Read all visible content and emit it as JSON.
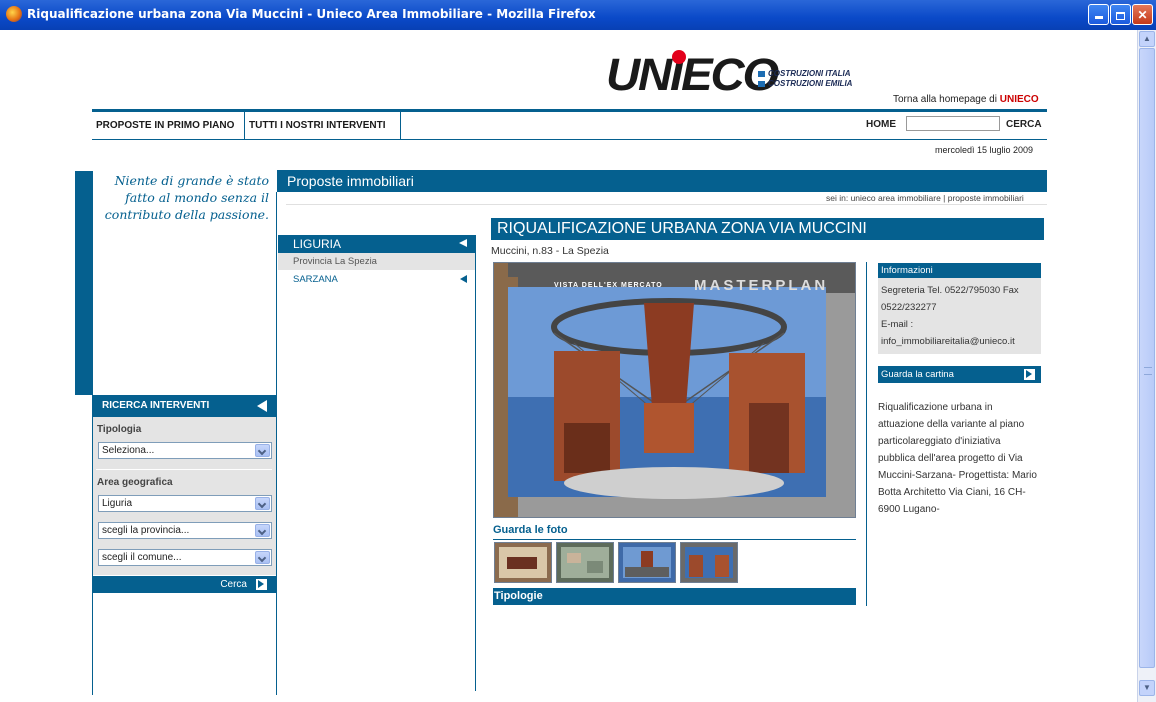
{
  "window": {
    "title": "Riqualificazione urbana zona Via Muccini - Unieco Area Immobiliare - Mozilla Firefox"
  },
  "header": {
    "logo_text": "UNIECO",
    "logo_sub1": "COSTRUZIONI ITALIA",
    "logo_sub2": "COSTRUZIONI EMILIA",
    "torna_prefix": "Torna alla homepage di",
    "torna_brand": "UNIECO",
    "nav": [
      "PROPOSTE IN PRIMO PIANO",
      "TUTTI I NOSTRI INTERVENTI"
    ],
    "home_label": "HOME",
    "search_value": "",
    "search_button": "CERCA",
    "date": "mercoledì 15 luglio 2009"
  },
  "sidebar": {
    "quote": "Niente di grande è stato fatto al mondo senza il contributo della passione.",
    "ricerca_title": "RICERCA INTERVENTI",
    "tipologia_label": "Tipologia",
    "tipologia_value": "Seleziona...",
    "area_label": "Area geografica",
    "area_value": "Liguria",
    "provincia_value": "scegli la provincia...",
    "comune_value": "scegli il comune...",
    "cerca_label": "Cerca"
  },
  "section": {
    "title": "Proposte immobiliari",
    "breadcrumb": "sei in: unieco area immobiliare | proposte immobiliari"
  },
  "region_menu": {
    "region": "LIGURIA",
    "province": "Provincia La Spezia",
    "town": "SARZANA"
  },
  "detail": {
    "title": "RIQUALIFICAZIONE URBANA ZONA VIA MUCCINI",
    "address": "Muccini, n.83 - La Spezia",
    "photo_caption_left": "VISTA DELL'EX MERCATO",
    "photo_caption_right": "MASTERPLAN",
    "gallery_label": "Guarda le foto",
    "tipologie_label": "Tipologie"
  },
  "info": {
    "title": "Informazioni",
    "line1": "Segreteria Tel. 0522/795030 Fax 0522/232277",
    "line2": "E-mail :",
    "line3": "info_immobiliareitalia@unieco.it",
    "map_label": "Guarda la cartina",
    "description": "Riqualificazione urbana in attuazione della variante al piano particolareggiato d'iniziativa pubblica dell'area progetto di Via Muccini-Sarzana- Progettista: Mario Botta Architetto Via Ciani, 16 CH-6900 Lugano-"
  }
}
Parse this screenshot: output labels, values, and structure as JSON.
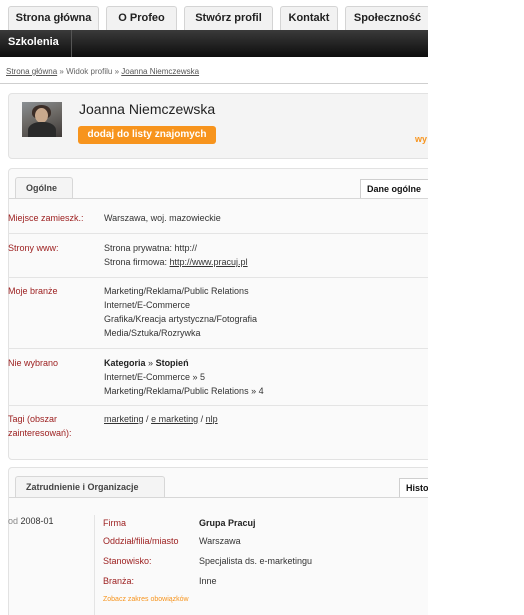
{
  "nav": {
    "tabs": [
      {
        "label": "Strona główna"
      },
      {
        "label": "O Profeo"
      },
      {
        "label": "Stwórz profil"
      },
      {
        "label": "Kontakt"
      },
      {
        "label": "Społeczność"
      }
    ],
    "sub_item": "Szkolenia"
  },
  "breadcrumb": {
    "home": "Strona główna",
    "sep1": "»",
    "current": "Widok profilu",
    "sep2": "»",
    "person": "Joanna Niemczewska"
  },
  "profile": {
    "name": "Joanna Niemczewska",
    "add_friend_label": "dodaj do listy znajomych",
    "cut_action": "wy"
  },
  "general": {
    "tab_label": "Ogólne",
    "right_tab_label": "Dane ogólne",
    "rows": {
      "location": {
        "label": "Miejsce zamieszk.:",
        "value": "Warszawa, woj. mazowieckie"
      },
      "websites": {
        "label": "Strony www:",
        "private_prefix": "Strona prywatna: http://",
        "company_prefix": "Strona firmowa: ",
        "company_url": "http://www.pracuj.pl"
      },
      "industries": {
        "label": "Moje branże",
        "items": [
          "Marketing/Reklama/Public Relations",
          "Internet/E-Commerce",
          "Grafika/Kreacja artystyczna/Fotografia",
          "Media/Sztuka/Rozrywka"
        ]
      },
      "unselected": {
        "label": "Nie wybrano",
        "header_category": "Kategoria",
        "header_sep": "»",
        "header_level": "Stopień",
        "items": [
          "Internet/E-Commerce » 5",
          "Marketing/Reklama/Public Relations » 4"
        ]
      },
      "tags": {
        "label_line1": "Tagi (obszar",
        "label_line2": "zainteresowań):",
        "items": [
          "marketing",
          "e marketing",
          "nlp"
        ],
        "sep": "/"
      }
    }
  },
  "employment": {
    "tab_label": "Zatrudnienie i Organizacje",
    "right_tab_label": "Histo",
    "date_prefix": "od",
    "date": "2008-01",
    "fields": [
      {
        "key": "Firma",
        "value": "Grupa Pracuj",
        "bold": true
      },
      {
        "key": "Oddział/filia/miasto",
        "value": "Warszawa",
        "bold": false
      },
      {
        "key": "Stanowisko:",
        "value": "Specjalista ds. e-marketingu",
        "bold": false
      },
      {
        "key": "Branża:",
        "value": "Inne",
        "bold": false
      }
    ],
    "more_link": "Zobacz zakres obowiązków"
  },
  "colors": {
    "accent": "#f7941d",
    "label_red": "#9b1c1c",
    "nav_dark": "#111111"
  }
}
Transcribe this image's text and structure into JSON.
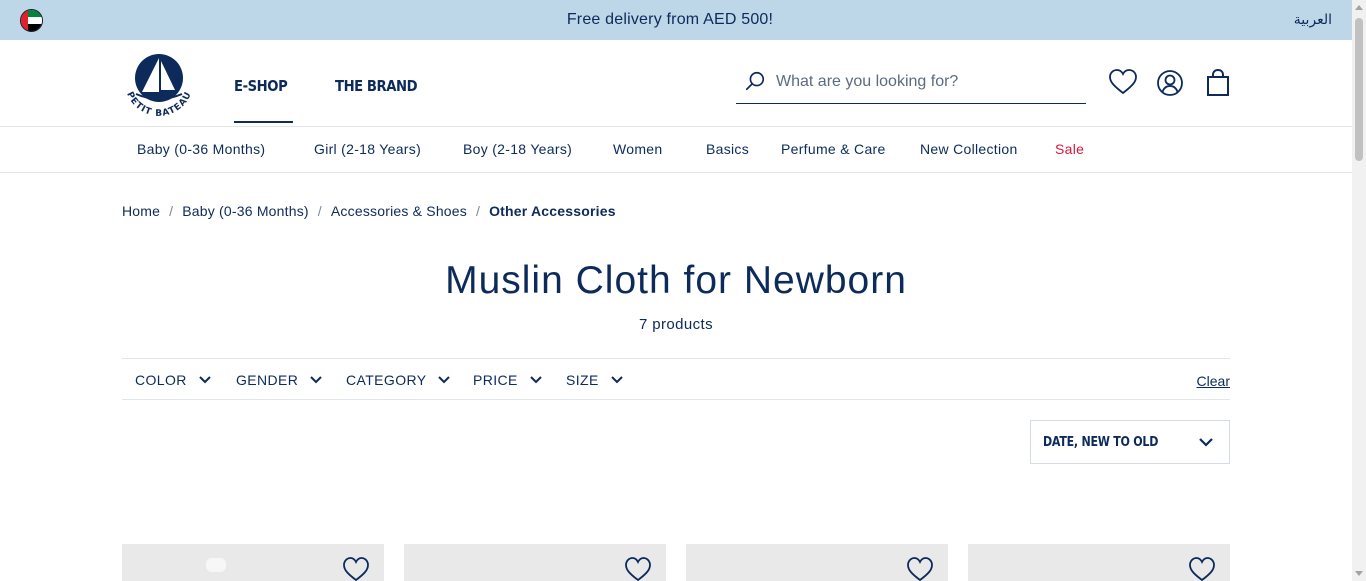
{
  "announcement": {
    "text": "Free delivery from AED 500!",
    "language_switch": "العربية",
    "flag_icon": "uae-flag-icon"
  },
  "header": {
    "logo_text": "PETIT BATEAU",
    "nav": [
      "E-SHOP",
      "THE BRAND"
    ],
    "active_nav": "E-SHOP",
    "search": {
      "placeholder": "What are you looking for?",
      "value": ""
    },
    "icons": [
      "wishlist-icon",
      "account-icon",
      "cart-icon"
    ]
  },
  "categories": [
    "Baby (0-36 Months)",
    "Girl (2-18 Years)",
    "Boy (2-18 Years)",
    "Women",
    "Basics",
    "Perfume & Care",
    "New Collection",
    "Sale"
  ],
  "breadcrumb": {
    "items": [
      "Home",
      "Baby (0-36 Months)",
      "Accessories & Shoes"
    ],
    "separator": "/",
    "current": "Other Accessories"
  },
  "page": {
    "title": "Muslin Cloth for Newborn",
    "count": "7 products"
  },
  "filters": {
    "items": [
      "COLOR",
      "GENDER",
      "CATEGORY",
      "PRICE",
      "SIZE"
    ],
    "clear": "Clear"
  },
  "sort": {
    "selected": "DATE, NEW TO OLD"
  },
  "products": [
    {
      "wishlist_icon": "heart-icon"
    },
    {
      "wishlist_icon": "heart-icon"
    },
    {
      "wishlist_icon": "heart-icon"
    },
    {
      "wishlist_icon": "heart-icon"
    }
  ],
  "colors": {
    "navy": "#0c2a5a",
    "announcement_bg": "#bdd6e8",
    "sale": "#d6183c",
    "card_bg": "#e9e9ea"
  }
}
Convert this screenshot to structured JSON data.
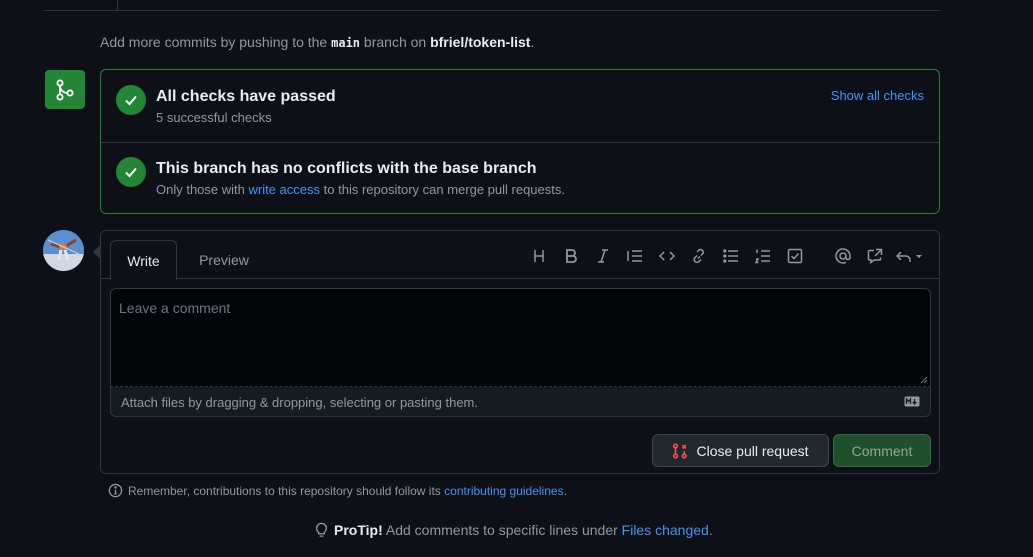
{
  "hint": {
    "prefix": "Add more commits by pushing to the",
    "branch": "main",
    "middle": "branch on",
    "repo": "bfriel/token-list",
    "suffix": "."
  },
  "checks": {
    "title": "All checks have passed",
    "subtitle": "5 successful checks",
    "show_all": "Show all checks"
  },
  "conflicts": {
    "title": "This branch has no conflicts with the base branch",
    "sub_prefix": "Only those with",
    "sub_link": "write access",
    "sub_suffix": "to this repository can merge pull requests."
  },
  "editor": {
    "tabs": [
      "Write",
      "Preview"
    ],
    "placeholder": "Leave a comment",
    "attach_text": "Attach files by dragging & dropping, selecting or pasting them.",
    "toolbar_icons": [
      "heading-icon",
      "bold-icon",
      "italic-icon",
      "quote-icon",
      "code-icon",
      "link-icon",
      "unordered-list-icon",
      "ordered-list-icon",
      "task-list-icon",
      "mention-icon",
      "cross-reference-icon",
      "saved-replies-icon"
    ]
  },
  "buttons": {
    "close_pr": "Close pull request",
    "comment": "Comment"
  },
  "footer": {
    "remember_prefix": "Remember, contributions to this repository should follow its",
    "remember_link": "contributing guidelines",
    "remember_suffix": ".",
    "protip_label": "ProTip!",
    "protip_prefix": "Add comments to specific lines under",
    "protip_link": "Files changed",
    "protip_suffix": "."
  },
  "colors": {
    "background": "#0d1117",
    "success": "#238636",
    "link": "#4493f8",
    "danger": "#f85149"
  }
}
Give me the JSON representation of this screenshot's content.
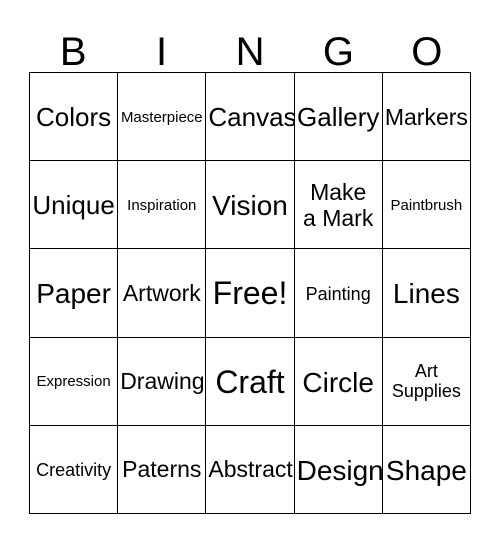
{
  "card": {
    "title": "BINGO",
    "header_letters": [
      "B",
      "I",
      "N",
      "G",
      "O"
    ],
    "border_color": "#000000",
    "background_color": "#ffffff",
    "text_color": "#000000",
    "rows": [
      [
        {
          "label": "Colors",
          "size": "fs-lg"
        },
        {
          "label": "Masterpiece",
          "size": "fs-xs"
        },
        {
          "label": "Canvas",
          "size": "fs-lg"
        },
        {
          "label": "Gallery",
          "size": "fs-lg"
        },
        {
          "label": "Markers",
          "size": "fs-md"
        }
      ],
      [
        {
          "label": "Unique",
          "size": "fs-lg"
        },
        {
          "label": "Inspiration",
          "size": "fs-xs"
        },
        {
          "label": "Vision",
          "size": "fs-xl"
        },
        {
          "label": "Make\na Mark",
          "size": "fs-md"
        },
        {
          "label": "Paintbrush",
          "size": "fs-xs"
        }
      ],
      [
        {
          "label": "Paper",
          "size": "fs-xl"
        },
        {
          "label": "Artwork",
          "size": "fs-md"
        },
        {
          "label": "Free!",
          "size": "fs-xxl"
        },
        {
          "label": "Painting",
          "size": "fs-sm"
        },
        {
          "label": "Lines",
          "size": "fs-xl"
        }
      ],
      [
        {
          "label": "Expression",
          "size": "fs-xs"
        },
        {
          "label": "Drawing",
          "size": "fs-md"
        },
        {
          "label": "Craft",
          "size": "fs-xxl"
        },
        {
          "label": "Circle",
          "size": "fs-xl"
        },
        {
          "label": "Art\nSupplies",
          "size": "fs-sm"
        }
      ],
      [
        {
          "label": "Creativity",
          "size": "fs-sm"
        },
        {
          "label": "Paterns",
          "size": "fs-md"
        },
        {
          "label": "Abstract",
          "size": "fs-md"
        },
        {
          "label": "Design",
          "size": "fs-xl"
        },
        {
          "label": "Shape",
          "size": "fs-xl"
        }
      ]
    ]
  }
}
· · · · · · ·
EXERCISE DETAILS: Identify the lines that hold the word "Spezia". Copy every one of them.

TASK RESPONSE:
    "province": "Provincia La Spezia",
    "address": "Muccini, n.83 - La Spezia",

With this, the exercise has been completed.